● **WHAT TO DO**
In the data below, find the line containing "Convert this document image to plain text."; reproduce that line and all subsequent lines exactly, and nothing else.
==== EXERCISE INPUT
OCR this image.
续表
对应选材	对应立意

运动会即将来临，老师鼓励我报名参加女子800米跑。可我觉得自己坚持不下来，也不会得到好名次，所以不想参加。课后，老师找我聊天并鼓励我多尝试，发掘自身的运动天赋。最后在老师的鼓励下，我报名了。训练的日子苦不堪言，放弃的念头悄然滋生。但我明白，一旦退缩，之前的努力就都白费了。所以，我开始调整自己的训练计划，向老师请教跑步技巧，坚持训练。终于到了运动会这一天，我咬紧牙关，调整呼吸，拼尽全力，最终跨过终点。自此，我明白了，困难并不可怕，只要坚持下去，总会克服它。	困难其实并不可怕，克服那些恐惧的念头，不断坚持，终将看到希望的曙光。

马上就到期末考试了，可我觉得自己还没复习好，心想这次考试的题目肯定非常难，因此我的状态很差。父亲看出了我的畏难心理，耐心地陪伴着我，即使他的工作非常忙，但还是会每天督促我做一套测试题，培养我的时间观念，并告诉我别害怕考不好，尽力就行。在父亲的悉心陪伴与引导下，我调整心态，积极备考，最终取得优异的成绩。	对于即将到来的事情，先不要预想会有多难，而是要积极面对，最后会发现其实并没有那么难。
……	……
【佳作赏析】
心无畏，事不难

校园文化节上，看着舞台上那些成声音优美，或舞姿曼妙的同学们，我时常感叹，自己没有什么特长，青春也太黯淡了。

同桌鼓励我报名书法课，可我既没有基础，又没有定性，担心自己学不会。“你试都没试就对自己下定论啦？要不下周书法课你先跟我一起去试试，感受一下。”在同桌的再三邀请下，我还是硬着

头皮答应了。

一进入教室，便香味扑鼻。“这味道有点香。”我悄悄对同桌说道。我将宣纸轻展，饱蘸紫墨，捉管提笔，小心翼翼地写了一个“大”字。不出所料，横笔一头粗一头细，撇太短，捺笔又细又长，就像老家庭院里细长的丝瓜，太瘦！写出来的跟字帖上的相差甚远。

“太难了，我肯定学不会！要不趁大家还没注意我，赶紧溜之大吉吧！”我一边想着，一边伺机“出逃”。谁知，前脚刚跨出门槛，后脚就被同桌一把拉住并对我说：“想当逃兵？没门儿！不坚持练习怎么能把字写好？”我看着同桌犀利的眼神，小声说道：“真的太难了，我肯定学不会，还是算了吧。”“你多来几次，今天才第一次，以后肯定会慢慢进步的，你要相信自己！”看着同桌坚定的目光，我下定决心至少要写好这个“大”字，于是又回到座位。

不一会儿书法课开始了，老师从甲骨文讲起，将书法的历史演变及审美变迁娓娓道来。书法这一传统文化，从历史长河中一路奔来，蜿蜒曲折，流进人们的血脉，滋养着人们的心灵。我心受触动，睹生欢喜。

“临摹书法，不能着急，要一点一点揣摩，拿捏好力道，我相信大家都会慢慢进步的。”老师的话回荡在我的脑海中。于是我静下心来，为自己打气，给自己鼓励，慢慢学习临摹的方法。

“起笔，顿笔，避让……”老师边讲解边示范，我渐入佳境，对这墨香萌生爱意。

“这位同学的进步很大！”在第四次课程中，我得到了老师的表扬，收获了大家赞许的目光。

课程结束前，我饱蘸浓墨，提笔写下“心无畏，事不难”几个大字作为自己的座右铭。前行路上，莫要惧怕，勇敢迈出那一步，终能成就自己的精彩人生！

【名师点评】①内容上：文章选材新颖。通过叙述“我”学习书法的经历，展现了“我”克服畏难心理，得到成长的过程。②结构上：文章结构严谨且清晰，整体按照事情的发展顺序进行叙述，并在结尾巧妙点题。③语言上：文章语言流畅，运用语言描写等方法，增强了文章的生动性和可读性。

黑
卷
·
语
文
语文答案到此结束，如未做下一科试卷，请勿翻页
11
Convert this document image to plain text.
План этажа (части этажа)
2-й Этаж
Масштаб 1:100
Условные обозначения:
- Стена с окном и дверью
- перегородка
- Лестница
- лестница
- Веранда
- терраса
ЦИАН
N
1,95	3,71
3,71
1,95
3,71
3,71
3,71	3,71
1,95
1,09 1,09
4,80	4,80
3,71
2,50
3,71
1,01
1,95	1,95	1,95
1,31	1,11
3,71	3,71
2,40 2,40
========
● **ANSWER TO THIS EXERCISE**
Convert this document image to plain text.
План этажа (части этажа)
2-й Этаж
Масштаб 1:100
Условные обозначения:
- Стена с окном и дверью
- перегородка
- Лестница
- лестница
- Веранда
- терраса
ЦИАН
N
1,95	3,71
3,71
1,95
3,71
3,71
3,71	3,71
1,95
1,09 1,09
4,80	4,80
3,71
2,50
3,71
1,01
1,95	1,95	1,95
1,31	1,11
3,71	3,71
2,40 2,40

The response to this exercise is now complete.